* **WHAT YOU ARE ASKED TO DO**:
Below is a listing to write out in full, exactly as given, without its pictures.

Begin EXTRACTED MATERIAL

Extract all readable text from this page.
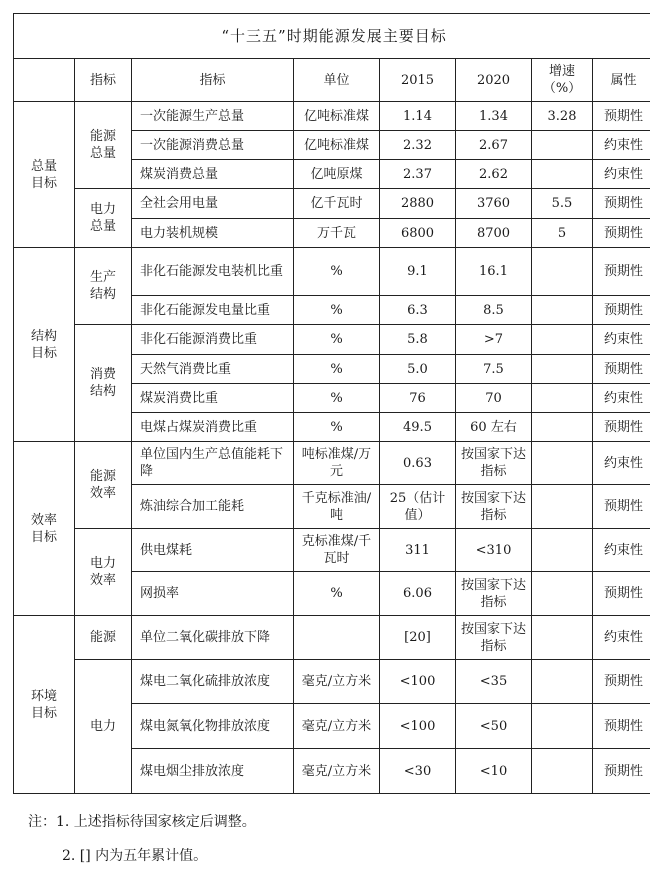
“十三五”时期能源发展主要目标							
	指标	指标	单位	2015	2020	增速（%）	属性
总量目标	能源总量	一次能源生产总量	亿吨标准煤	1.14	1.34	3.28	预期性
		一次能源消费总量	亿吨标准煤	2.32	2.67		约束性
		煤炭消费总量	亿吨原煤	2.37	2.62		约束性
	电力总量	全社会用电量	亿千瓦时	2880	3760	5.5	预期性
		电力装机规模	万千瓦	6800	8700	5	预期性
结构目标	生产结构	非化石能源发电装机比重	%	9.1	16.1		预期性
		非化石能源发电量比重	%	6.3	8.5		预期性
	消费结构	非化石能源消费比重	%	5.8	>7		约束性
		天然气消费比重	%	5.0	7.5		预期性
		煤炭消费比重	%	76	70		约束性
		电煤占煤炭消费比重	%	49.5	60 左右		预期性
效率目标	能源效率	单位国内生产总值能耗下降	吨标准煤/万元	0.63	按国家下达指标		约束性
		炼油综合加工能耗	千克标准油/吨	25（估计值）	按国家下达指标		预期性
	电力效率	供电煤耗	克标准煤/千瓦时	311	<310		约束性
		网损率	%	6.06	按国家下达指标		预期性
环境目标	能源	单位二氧化碳排放下降		[20]	按国家下达指标		约束性
	电力	煤电二氧化硫排放浓度	毫克/立方米	<100	<35		预期性
		煤电氮氧化物排放浓度	毫克/立方米	<100	<50		预期性
		煤电烟尘排放浓度	毫克/立方米	<30	<10		预期性
注：1. 上述指标待国家核定后调整。
2. [] 内为五年累计值。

End EXTRACTED MATERIAL

* **REPLY**:
Extract all readable text from this page.
“十三五”时期能源发展主要目标							
	指标	指标	单位	2015	2020	增速（%）	属性
总量目标	能源总量	一次能源生产总量	亿吨标准煤	1.14	1.34	3.28	预期性
		一次能源消费总量	亿吨标准煤	2.32	2.67		约束性
		煤炭消费总量	亿吨原煤	2.37	2.62		约束性
	电力总量	全社会用电量	亿千瓦时	2880	3760	5.5	预期性
		电力装机规模	万千瓦	6800	8700	5	预期性
结构目标	生产结构	非化石能源发电装机比重	%	9.1	16.1		预期性
		非化石能源发电量比重	%	6.3	8.5		预期性
	消费结构	非化石能源消费比重	%	5.8	>7		约束性
		天然气消费比重	%	5.0	7.5		预期性
		煤炭消费比重	%	76	70		约束性
		电煤占煤炭消费比重	%	49.5	60 左右		预期性
效率目标	能源效率	单位国内生产总值能耗下降	吨标准煤/万元	0.63	按国家下达指标		约束性
		炼油综合加工能耗	千克标准油/吨	25（估计值）	按国家下达指标		预期性
	电力效率	供电煤耗	克标准煤/千瓦时	311	<310		约束性
		网损率	%	6.06	按国家下达指标		预期性
环境目标	能源	单位二氧化碳排放下降		[20]	按国家下达指标		约束性
	电力	煤电二氧化硫排放浓度	毫克/立方米	<100	<35		预期性
		煤电氮氧化物排放浓度	毫克/立方米	<100	<50		预期性
		煤电烟尘排放浓度	毫克/立方米	<30	<10		预期性
注：1. 上述指标待国家核定后调整。
2. [] 内为五年累计值。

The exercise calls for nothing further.